• **WHAT YOU WILL DO**:
Can you reproduce the listing below with each "empty-row" changed to "blank-row" and everything else left as it is?

• **THE DATA**:

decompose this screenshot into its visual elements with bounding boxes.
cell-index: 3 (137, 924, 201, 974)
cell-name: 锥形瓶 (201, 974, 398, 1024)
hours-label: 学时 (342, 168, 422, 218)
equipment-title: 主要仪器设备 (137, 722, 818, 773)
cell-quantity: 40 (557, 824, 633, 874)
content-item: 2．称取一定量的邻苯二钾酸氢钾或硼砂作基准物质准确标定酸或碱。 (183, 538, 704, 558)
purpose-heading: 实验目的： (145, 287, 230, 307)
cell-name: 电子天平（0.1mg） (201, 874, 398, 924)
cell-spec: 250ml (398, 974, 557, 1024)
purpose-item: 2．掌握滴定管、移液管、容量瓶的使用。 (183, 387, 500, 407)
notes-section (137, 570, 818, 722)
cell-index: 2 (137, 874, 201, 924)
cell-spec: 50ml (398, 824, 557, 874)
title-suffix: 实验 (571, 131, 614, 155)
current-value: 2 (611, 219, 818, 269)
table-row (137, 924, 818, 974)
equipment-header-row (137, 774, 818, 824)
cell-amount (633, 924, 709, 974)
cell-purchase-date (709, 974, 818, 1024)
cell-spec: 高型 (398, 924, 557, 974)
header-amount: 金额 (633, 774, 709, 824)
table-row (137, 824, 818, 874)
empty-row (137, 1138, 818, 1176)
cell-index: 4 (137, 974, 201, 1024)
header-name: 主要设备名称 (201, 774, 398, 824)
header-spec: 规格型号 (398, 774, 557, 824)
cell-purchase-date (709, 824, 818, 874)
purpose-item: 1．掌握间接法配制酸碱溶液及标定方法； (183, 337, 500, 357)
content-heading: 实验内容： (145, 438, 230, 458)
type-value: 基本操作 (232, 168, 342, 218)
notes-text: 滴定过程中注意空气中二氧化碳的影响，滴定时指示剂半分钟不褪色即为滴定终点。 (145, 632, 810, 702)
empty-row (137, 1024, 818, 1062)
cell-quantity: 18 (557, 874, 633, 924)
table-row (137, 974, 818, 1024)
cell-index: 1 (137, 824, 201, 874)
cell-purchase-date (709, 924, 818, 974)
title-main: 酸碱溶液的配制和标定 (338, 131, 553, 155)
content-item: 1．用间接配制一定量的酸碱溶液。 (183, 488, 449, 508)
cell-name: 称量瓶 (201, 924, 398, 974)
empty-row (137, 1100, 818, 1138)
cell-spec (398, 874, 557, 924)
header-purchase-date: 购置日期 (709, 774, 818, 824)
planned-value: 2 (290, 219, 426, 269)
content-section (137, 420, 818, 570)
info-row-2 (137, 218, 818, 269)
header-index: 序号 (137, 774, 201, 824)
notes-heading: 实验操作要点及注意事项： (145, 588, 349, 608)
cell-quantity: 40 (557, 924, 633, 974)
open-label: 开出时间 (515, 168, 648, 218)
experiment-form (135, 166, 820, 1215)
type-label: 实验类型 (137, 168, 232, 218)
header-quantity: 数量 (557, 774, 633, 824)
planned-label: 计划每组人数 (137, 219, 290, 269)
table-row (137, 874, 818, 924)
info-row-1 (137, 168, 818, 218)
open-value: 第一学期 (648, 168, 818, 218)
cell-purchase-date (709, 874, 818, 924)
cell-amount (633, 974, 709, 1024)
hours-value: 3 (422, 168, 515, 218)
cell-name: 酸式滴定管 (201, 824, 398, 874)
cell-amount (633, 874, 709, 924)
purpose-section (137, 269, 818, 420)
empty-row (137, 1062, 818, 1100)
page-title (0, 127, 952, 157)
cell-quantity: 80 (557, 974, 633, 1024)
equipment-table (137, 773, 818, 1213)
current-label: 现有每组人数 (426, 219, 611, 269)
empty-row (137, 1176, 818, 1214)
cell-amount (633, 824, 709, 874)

• **CORRECT RESPONSE**:
decompose this screenshot into its visual elements with bounding boxes.
cell-index: 3 (137, 924, 201, 974)
cell-name: 锥形瓶 (201, 974, 398, 1024)
hours-label: 学时 (342, 168, 422, 218)
equipment-title: 主要仪器设备 (137, 722, 818, 773)
cell-quantity: 40 (557, 824, 633, 874)
content-item: 2．称取一定量的邻苯二钾酸氢钾或硼砂作基准物质准确标定酸或碱。 (183, 538, 704, 558)
purpose-heading: 实验目的： (145, 287, 230, 307)
cell-name: 电子天平（0.1mg） (201, 874, 398, 924)
cell-spec: 250ml (398, 974, 557, 1024)
purpose-item: 2．掌握滴定管、移液管、容量瓶的使用。 (183, 387, 500, 407)
notes-section (137, 570, 818, 722)
cell-index: 2 (137, 874, 201, 924)
cell-spec: 50ml (398, 824, 557, 874)
title-suffix: 实验 (571, 131, 614, 155)
current-value: 2 (611, 219, 818, 269)
table-row (137, 924, 818, 974)
equipment-header-row (137, 774, 818, 824)
cell-amount (633, 924, 709, 974)
cell-purchase-date (709, 974, 818, 1024)
cell-spec: 高型 (398, 924, 557, 974)
header-amount: 金额 (633, 774, 709, 824)
table-row (137, 824, 818, 874)
blank-row (137, 1138, 818, 1176)
cell-index: 4 (137, 974, 201, 1024)
header-name: 主要设备名称 (201, 774, 398, 824)
header-spec: 规格型号 (398, 774, 557, 824)
cell-purchase-date (709, 824, 818, 874)
purpose-item: 1．掌握间接法配制酸碱溶液及标定方法； (183, 337, 500, 357)
content-heading: 实验内容： (145, 438, 230, 458)
type-value: 基本操作 (232, 168, 342, 218)
notes-text: 滴定过程中注意空气中二氧化碳的影响，滴定时指示剂半分钟不褪色即为滴定终点。 (145, 632, 810, 702)
blank-row (137, 1024, 818, 1062)
cell-quantity: 18 (557, 874, 633, 924)
table-row (137, 974, 818, 1024)
cell-index: 1 (137, 824, 201, 874)
cell-purchase-date (709, 924, 818, 974)
title-main: 酸碱溶液的配制和标定 (338, 131, 553, 155)
content-item: 1．用间接配制一定量的酸碱溶液。 (183, 488, 449, 508)
cell-name: 称量瓶 (201, 924, 398, 974)
blank-row (137, 1100, 818, 1138)
cell-spec (398, 874, 557, 924)
header-purchase-date: 购置日期 (709, 774, 818, 824)
planned-value: 2 (290, 219, 426, 269)
content-section (137, 420, 818, 570)
info-row-2 (137, 218, 818, 269)
header-index: 序号 (137, 774, 201, 824)
notes-heading: 实验操作要点及注意事项： (145, 588, 349, 608)
cell-quantity: 40 (557, 924, 633, 974)
open-label: 开出时间 (515, 168, 648, 218)
experiment-form (135, 166, 820, 1215)
type-label: 实验类型 (137, 168, 232, 218)
header-quantity: 数量 (557, 774, 633, 824)
planned-label: 计划每组人数 (137, 219, 290, 269)
table-row (137, 874, 818, 924)
info-row-1 (137, 168, 818, 218)
open-value: 第一学期 (648, 168, 818, 218)
cell-purchase-date (709, 874, 818, 924)
cell-amount (633, 974, 709, 1024)
hours-value: 3 (422, 168, 515, 218)
cell-name: 酸式滴定管 (201, 824, 398, 874)
cell-amount (633, 874, 709, 924)
purpose-section (137, 269, 818, 420)
blank-row (137, 1062, 818, 1100)
page-title (0, 127, 952, 157)
cell-quantity: 80 (557, 974, 633, 1024)
equipment-table (137, 773, 818, 1213)
current-label: 现有每组人数 (426, 219, 611, 269)
blank-row (137, 1176, 818, 1214)
cell-amount (633, 824, 709, 874)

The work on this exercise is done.